■ Given information
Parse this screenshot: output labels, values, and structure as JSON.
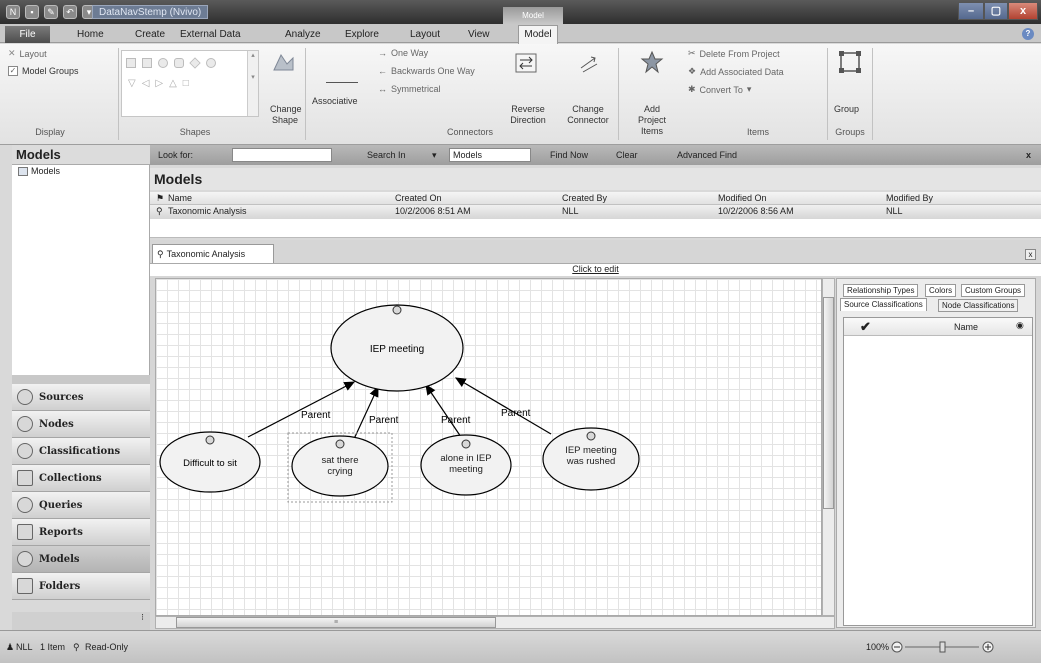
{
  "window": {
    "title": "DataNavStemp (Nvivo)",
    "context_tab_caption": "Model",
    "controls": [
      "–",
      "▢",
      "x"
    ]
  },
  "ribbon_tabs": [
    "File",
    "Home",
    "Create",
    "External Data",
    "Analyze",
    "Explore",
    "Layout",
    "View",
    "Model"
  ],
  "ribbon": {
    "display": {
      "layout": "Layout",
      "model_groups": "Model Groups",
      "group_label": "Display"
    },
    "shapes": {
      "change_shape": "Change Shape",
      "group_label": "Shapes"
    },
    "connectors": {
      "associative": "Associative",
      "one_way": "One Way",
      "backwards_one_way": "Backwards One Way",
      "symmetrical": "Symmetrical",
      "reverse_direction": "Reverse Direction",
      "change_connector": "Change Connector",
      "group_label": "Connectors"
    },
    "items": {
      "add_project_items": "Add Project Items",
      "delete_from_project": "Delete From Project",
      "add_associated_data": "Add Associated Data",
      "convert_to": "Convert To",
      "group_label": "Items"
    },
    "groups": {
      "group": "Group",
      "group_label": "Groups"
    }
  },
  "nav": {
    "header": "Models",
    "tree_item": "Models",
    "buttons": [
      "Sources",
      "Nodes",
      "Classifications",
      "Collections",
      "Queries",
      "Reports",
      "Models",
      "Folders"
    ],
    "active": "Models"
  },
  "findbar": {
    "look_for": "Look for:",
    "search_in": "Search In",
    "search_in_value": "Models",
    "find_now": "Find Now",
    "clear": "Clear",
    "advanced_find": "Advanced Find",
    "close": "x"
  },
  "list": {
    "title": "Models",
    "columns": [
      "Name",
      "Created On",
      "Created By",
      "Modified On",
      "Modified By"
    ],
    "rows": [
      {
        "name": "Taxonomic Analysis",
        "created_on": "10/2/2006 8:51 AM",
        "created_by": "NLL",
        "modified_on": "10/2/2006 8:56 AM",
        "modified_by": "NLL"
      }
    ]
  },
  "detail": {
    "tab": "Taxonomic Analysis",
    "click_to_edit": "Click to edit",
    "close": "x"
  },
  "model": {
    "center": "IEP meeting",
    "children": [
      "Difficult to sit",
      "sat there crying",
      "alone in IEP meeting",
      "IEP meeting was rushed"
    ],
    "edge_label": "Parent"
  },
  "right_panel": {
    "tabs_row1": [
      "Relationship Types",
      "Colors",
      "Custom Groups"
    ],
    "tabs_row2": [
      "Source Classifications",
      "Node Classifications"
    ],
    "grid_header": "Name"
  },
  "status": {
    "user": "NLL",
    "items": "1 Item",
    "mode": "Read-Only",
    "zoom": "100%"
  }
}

---

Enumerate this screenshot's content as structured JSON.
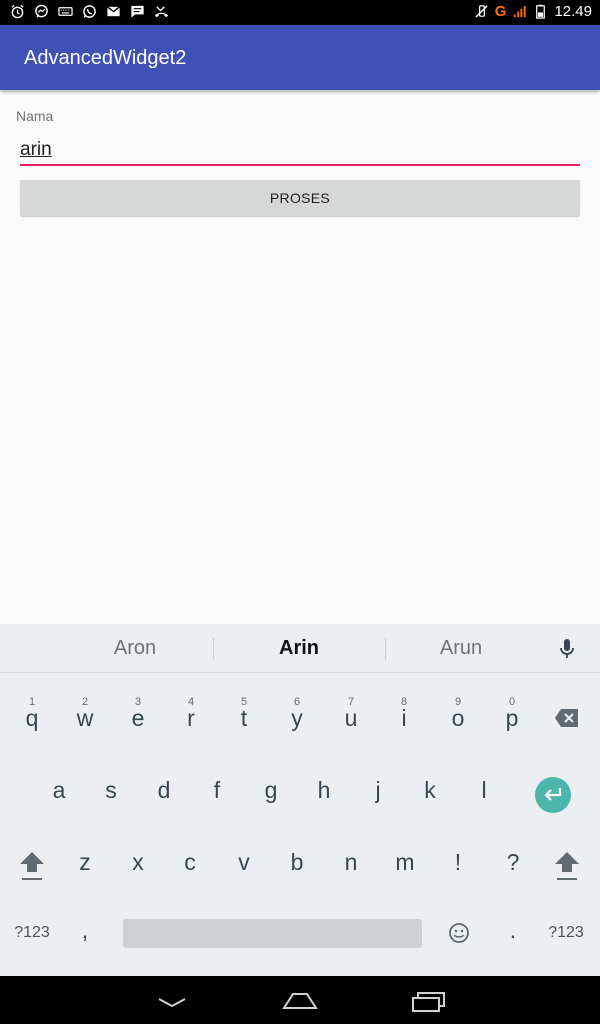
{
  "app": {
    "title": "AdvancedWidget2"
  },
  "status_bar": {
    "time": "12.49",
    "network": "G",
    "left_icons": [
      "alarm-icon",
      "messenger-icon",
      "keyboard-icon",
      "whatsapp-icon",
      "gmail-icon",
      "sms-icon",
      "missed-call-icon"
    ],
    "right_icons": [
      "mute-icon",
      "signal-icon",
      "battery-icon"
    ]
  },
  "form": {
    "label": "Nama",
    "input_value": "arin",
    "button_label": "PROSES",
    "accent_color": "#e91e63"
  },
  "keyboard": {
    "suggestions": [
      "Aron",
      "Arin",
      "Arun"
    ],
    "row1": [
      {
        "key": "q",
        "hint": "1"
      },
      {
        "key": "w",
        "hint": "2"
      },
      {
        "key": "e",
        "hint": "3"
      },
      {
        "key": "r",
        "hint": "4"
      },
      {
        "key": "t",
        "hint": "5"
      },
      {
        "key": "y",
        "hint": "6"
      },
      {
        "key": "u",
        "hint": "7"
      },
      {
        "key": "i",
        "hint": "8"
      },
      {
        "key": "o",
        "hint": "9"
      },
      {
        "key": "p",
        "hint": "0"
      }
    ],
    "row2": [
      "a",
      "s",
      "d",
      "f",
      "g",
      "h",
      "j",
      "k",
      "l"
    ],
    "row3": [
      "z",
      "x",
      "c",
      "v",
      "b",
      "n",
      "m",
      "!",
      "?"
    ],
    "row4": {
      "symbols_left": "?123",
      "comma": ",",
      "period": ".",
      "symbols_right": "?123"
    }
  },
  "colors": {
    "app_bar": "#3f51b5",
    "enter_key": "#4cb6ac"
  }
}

* * *

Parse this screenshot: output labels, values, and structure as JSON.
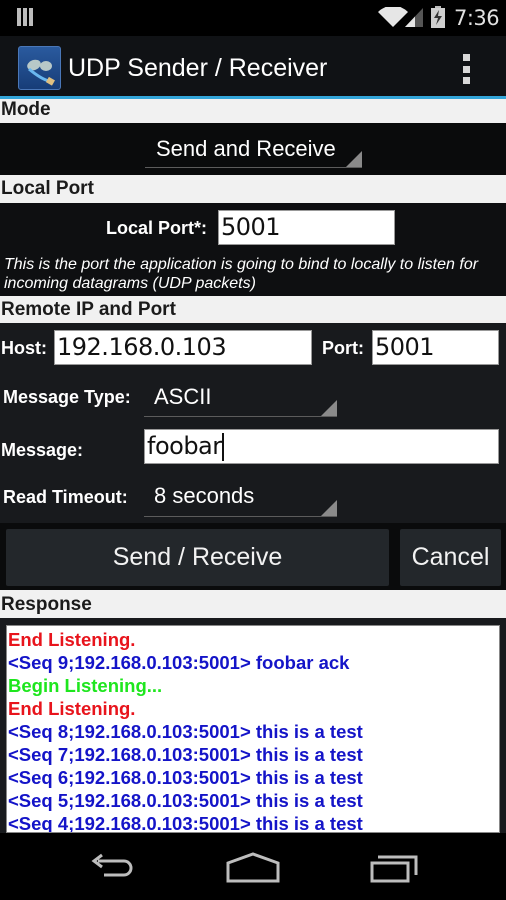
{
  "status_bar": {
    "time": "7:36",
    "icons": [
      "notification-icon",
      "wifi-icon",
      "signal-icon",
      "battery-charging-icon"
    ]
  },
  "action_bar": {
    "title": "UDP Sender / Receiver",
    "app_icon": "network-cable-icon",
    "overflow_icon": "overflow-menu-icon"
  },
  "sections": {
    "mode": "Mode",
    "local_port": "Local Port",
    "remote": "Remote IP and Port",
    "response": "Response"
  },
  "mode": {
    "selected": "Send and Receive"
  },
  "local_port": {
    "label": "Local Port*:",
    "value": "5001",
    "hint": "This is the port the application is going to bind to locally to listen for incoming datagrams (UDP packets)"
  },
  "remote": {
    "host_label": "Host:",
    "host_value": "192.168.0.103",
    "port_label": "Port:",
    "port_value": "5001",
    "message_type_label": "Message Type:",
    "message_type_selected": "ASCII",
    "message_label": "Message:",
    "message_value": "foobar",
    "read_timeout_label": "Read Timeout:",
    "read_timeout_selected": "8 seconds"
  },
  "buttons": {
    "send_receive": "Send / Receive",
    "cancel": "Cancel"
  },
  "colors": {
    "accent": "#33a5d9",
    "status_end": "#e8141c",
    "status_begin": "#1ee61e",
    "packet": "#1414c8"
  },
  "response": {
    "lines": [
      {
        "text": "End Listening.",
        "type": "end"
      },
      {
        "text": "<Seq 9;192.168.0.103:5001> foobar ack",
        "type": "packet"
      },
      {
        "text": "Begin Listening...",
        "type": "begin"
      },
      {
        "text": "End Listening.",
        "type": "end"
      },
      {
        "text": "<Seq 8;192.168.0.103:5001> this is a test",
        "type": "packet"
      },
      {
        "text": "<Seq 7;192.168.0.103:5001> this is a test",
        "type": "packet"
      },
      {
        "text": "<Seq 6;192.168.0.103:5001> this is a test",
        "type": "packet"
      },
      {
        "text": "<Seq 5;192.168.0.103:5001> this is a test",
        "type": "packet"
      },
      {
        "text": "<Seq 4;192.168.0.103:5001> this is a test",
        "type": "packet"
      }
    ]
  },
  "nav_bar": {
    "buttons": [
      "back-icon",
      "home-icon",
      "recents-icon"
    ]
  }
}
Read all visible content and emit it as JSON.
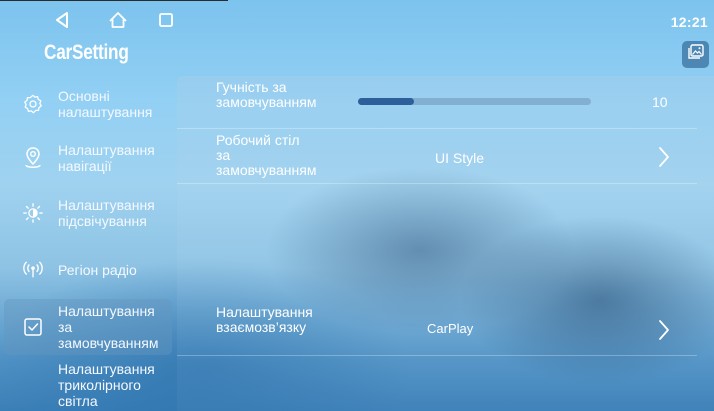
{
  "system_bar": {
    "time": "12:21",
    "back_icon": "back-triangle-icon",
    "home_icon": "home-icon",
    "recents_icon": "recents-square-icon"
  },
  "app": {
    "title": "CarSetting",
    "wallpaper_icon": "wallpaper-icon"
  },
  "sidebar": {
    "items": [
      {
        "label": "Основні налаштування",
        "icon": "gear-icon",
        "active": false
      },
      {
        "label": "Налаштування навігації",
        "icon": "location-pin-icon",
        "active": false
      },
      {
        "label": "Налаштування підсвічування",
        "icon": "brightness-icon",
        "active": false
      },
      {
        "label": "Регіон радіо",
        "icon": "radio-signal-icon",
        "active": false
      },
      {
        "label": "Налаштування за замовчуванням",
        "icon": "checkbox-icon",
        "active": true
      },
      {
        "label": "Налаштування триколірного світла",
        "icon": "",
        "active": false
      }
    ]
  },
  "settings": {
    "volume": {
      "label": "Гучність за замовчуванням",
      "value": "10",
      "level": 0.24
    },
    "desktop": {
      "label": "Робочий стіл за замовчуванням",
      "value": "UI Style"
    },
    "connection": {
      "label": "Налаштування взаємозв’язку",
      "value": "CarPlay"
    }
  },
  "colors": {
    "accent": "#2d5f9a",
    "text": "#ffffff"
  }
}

■ Exercise objective
Out of the material above, gather each line where "battery" appears.

■ Result
      "battery-icon"
      "battery-charging-icon"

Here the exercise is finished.